**Brief**
Identify the lines that contain the string "لإبليس" and copy all of them.

++++ Records supplied

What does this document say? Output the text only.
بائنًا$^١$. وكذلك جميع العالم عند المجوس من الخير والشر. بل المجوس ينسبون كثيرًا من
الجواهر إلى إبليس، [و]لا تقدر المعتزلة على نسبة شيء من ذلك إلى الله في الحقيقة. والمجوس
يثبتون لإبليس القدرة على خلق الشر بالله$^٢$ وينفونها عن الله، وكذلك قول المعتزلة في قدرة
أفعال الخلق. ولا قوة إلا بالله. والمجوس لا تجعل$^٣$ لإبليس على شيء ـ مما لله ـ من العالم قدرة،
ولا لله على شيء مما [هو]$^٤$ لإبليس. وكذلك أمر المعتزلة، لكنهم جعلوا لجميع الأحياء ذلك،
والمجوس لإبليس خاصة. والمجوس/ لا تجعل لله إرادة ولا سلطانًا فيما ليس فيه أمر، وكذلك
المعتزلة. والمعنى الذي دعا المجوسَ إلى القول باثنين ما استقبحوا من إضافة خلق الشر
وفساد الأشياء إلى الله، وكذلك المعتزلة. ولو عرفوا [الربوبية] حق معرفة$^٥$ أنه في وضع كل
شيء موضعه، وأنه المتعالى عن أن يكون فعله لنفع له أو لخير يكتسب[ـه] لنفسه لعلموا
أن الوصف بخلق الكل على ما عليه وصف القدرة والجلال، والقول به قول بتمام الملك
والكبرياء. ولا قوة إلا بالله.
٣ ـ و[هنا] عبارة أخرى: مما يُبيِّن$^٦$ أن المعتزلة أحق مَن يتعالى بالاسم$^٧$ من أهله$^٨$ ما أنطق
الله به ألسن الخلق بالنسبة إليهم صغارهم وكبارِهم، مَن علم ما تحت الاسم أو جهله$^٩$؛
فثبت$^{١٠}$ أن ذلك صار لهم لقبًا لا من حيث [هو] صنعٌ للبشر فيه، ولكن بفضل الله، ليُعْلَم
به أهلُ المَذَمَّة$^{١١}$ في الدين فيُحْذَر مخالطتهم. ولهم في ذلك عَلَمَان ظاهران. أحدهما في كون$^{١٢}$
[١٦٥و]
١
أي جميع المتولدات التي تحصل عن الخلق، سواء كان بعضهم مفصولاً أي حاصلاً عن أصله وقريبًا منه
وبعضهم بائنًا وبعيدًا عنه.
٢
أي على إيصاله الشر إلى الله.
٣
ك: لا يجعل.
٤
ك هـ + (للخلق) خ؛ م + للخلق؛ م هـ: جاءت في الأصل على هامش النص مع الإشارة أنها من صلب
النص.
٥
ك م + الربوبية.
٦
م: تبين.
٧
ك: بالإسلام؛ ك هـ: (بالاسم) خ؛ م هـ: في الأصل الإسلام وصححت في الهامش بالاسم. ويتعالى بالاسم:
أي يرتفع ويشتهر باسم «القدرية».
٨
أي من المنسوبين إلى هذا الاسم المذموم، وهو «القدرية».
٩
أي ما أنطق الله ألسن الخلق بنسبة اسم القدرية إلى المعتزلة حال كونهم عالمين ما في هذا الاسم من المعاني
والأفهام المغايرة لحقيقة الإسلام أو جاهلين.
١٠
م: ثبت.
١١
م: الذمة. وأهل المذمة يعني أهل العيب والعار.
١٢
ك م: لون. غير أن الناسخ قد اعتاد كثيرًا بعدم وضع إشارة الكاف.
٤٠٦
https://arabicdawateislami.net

++++++++

**Full solution**
يثبتون لإبليس القدرة على خلق الشر بالله$^٢$ وينفونها عن الله، وكذلك قول المعتزلة في قدرة
أفعال الخلق. ولا قوة إلا بالله. والمجوس لا تجعل$^٣$ لإبليس على شيء ـ مما لله ـ من العالم قدرة،
ولا لله على شيء مما [هو]$^٤$ لإبليس. وكذلك أمر المعتزلة، لكنهم جعلوا لجميع الأحياء ذلك،
والمجوس لإبليس خاصة. والمجوس/ لا تجعل لله إرادة ولا سلطانًا فيما ليس فيه أمر، وكذلك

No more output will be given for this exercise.